--- DATA PROVIDED Enclosed Below ---

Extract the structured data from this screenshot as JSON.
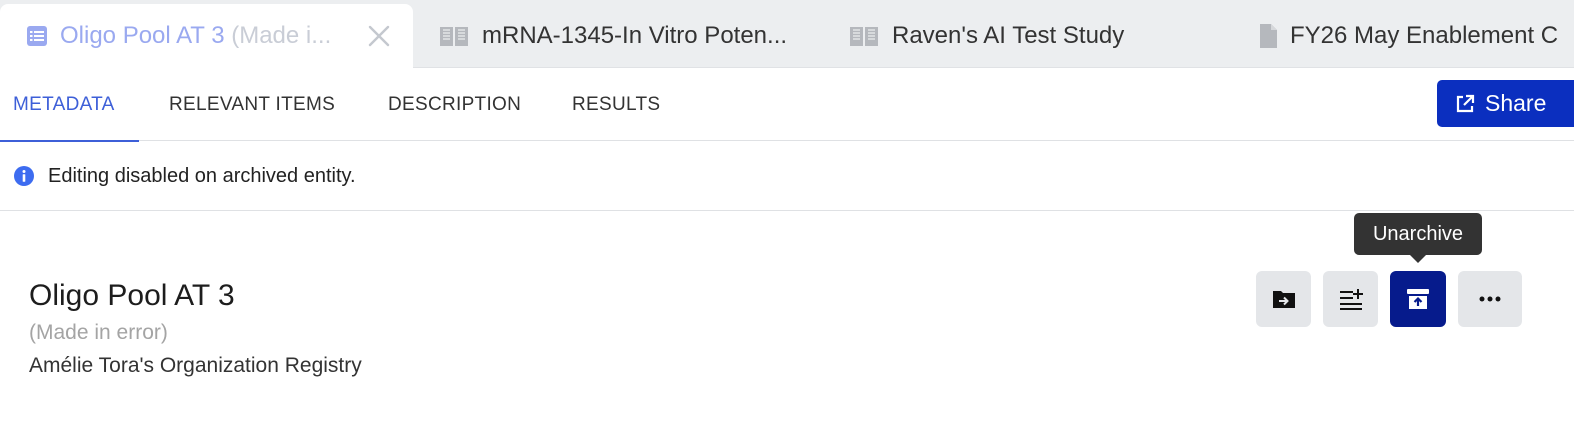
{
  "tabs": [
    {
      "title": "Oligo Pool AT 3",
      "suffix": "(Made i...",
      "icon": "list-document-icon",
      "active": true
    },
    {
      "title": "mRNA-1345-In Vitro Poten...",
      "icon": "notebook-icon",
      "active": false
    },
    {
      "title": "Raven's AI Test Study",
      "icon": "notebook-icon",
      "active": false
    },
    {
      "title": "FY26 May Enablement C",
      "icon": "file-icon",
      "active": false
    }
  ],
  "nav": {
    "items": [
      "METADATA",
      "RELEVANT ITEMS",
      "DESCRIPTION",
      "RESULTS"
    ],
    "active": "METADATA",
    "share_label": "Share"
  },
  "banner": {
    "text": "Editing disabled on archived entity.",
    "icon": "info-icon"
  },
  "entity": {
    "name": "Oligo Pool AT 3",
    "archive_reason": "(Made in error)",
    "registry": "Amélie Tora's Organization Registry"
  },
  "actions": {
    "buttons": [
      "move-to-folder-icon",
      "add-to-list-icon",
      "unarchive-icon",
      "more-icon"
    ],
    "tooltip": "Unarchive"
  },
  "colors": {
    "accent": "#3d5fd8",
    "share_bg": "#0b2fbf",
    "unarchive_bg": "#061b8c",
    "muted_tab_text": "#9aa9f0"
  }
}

--- End of Enclosed DATA PROVIDED ---
--- DATA PROVIDED Enclosed Below ---

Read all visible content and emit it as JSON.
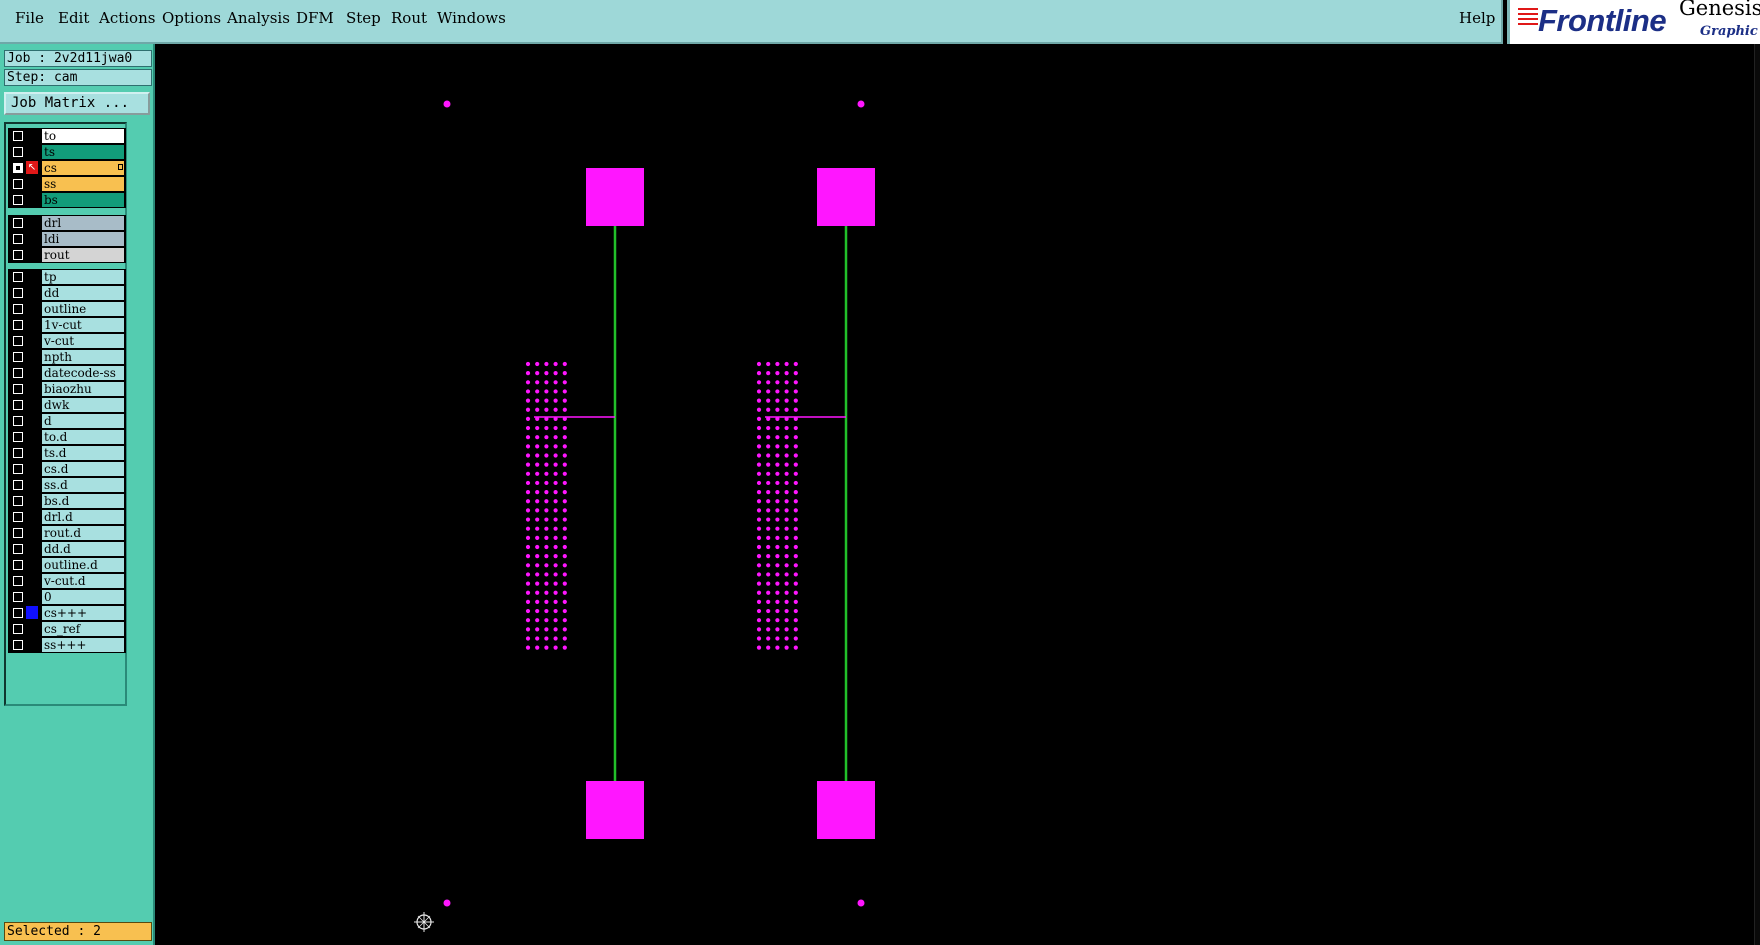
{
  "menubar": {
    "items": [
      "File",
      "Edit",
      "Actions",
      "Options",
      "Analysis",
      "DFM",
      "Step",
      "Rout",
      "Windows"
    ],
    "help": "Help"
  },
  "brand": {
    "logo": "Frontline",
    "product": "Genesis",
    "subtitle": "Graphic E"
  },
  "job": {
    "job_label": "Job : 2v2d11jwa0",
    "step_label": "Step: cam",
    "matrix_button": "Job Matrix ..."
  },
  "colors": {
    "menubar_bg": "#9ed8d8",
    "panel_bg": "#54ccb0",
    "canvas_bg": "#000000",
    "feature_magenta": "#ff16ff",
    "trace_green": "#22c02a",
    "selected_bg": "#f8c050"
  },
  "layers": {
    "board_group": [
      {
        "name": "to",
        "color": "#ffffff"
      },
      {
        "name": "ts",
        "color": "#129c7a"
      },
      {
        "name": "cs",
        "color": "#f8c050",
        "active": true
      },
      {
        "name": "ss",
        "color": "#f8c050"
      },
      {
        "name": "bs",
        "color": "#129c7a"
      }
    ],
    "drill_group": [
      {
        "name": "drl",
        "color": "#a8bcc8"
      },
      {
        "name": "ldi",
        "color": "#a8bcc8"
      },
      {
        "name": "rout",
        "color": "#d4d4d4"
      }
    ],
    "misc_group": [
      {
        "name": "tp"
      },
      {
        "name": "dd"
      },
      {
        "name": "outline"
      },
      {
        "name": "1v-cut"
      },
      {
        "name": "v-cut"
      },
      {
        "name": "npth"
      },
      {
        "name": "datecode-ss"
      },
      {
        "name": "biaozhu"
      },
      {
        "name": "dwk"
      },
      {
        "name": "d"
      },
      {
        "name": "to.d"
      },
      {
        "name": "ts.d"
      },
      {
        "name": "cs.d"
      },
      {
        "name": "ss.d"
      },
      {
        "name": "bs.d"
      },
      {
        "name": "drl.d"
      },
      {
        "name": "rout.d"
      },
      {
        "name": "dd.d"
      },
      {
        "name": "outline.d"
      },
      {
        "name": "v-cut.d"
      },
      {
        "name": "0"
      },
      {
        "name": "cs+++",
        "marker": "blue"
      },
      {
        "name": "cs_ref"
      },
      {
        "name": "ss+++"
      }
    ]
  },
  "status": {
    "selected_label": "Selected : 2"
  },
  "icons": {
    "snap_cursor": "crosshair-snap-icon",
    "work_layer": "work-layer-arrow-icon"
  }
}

--- End of Enclosed DATA PROVIDED ---

(TASK GOAL): Across the material, report every line that has the word "entity".

(SOLVED EXERCISE):
    "text": "Editing disabled on archived entity.",
  "entity": {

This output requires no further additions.